Written exercise
Show every line in the entries below where the word "respect" appears.

--------

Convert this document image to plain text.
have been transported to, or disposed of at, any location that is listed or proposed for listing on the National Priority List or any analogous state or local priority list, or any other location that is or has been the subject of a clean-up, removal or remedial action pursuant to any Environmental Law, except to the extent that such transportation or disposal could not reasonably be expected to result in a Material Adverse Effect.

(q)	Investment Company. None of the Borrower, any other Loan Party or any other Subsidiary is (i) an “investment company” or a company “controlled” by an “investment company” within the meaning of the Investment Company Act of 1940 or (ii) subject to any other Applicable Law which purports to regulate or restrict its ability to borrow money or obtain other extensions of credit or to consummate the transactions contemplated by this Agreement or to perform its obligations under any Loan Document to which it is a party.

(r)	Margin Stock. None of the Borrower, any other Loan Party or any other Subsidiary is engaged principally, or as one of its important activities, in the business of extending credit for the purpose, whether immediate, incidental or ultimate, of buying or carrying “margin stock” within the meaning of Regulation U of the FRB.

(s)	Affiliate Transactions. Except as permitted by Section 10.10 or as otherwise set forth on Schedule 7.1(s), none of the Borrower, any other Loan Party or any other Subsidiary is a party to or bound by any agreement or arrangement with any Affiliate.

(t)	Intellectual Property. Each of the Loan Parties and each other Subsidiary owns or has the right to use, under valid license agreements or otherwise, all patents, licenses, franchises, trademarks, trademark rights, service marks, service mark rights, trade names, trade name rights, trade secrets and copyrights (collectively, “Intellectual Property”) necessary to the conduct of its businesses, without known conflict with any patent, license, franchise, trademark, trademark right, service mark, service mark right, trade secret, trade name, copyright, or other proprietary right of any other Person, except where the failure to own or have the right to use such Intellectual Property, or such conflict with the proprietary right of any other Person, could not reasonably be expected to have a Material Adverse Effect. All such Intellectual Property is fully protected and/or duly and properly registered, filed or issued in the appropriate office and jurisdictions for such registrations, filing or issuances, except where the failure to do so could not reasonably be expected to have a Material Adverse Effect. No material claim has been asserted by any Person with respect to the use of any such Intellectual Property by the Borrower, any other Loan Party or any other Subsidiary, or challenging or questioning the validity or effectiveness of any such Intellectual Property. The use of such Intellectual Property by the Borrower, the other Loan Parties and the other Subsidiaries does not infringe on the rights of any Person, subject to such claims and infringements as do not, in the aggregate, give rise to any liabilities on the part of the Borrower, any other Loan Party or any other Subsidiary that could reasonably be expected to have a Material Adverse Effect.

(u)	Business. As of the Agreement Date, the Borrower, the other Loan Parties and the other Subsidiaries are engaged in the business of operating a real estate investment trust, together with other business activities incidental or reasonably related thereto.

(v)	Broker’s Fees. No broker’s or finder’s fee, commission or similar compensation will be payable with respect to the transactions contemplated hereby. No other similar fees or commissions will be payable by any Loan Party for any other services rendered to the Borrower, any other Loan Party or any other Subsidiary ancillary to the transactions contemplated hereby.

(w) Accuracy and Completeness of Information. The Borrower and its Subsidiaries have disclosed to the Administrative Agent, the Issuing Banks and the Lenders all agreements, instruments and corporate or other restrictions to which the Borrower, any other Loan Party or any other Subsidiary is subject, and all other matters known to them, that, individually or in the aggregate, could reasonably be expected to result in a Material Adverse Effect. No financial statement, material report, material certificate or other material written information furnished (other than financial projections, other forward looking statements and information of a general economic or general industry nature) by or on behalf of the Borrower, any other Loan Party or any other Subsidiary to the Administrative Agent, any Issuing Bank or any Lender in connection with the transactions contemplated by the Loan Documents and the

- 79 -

--------

Solution
(t)	Intellectual Property. Each of the Loan Parties and each other Subsidiary owns or has the right to use, under valid license agreements or otherwise, all patents, licenses, franchises, trademarks, trademark rights, service marks, service mark rights, trade names, trade name rights, trade secrets and copyrights (collectively, “Intellectual Property”) necessary to the conduct of its businesses, without known conflict with any patent, license, franchise, trademark, trademark right, service mark, service mark right, trade secret, trade name, copyright, or other proprietary right of any other Person, except where the failure to own or have the right to use such Intellectual Property, or such conflict with the proprietary right of any other Person, could not reasonably be expected to have a Material Adverse Effect. All such Intellectual Property is fully protected and/or duly and properly registered, filed or issued in the appropriate office and jurisdictions for such registrations, filing or issuances, except where the failure to do so could not reasonably be expected to have a Material Adverse Effect. No material claim has been asserted by any Person with respect to the use of any such Intellectual Property by the Borrower, any other Loan Party or any other Subsidiary, or challenging or questioning the validity or effectiveness of any such Intellectual Property. The use of such Intellectual Property by the Borrower, the other Loan Parties and the other Subsidiaries does not infringe on the rights of any Person, subject to such claims and infringements as do not, in the aggregate, give rise to any liabilities on the part of the Borrower, any other Loan Party or any other Subsidiary that could reasonably be expected to have a Material Adverse Effect.
(v)	Broker’s Fees. No broker’s or finder’s fee, commission or similar compensation will be payable with respect to the transactions contemplated hereby. No other similar fees or commissions will be payable by any Loan Party for any other services rendered to the Borrower, any other Loan Party or any other Subsidiary ancillary to the transactions contemplated hereby.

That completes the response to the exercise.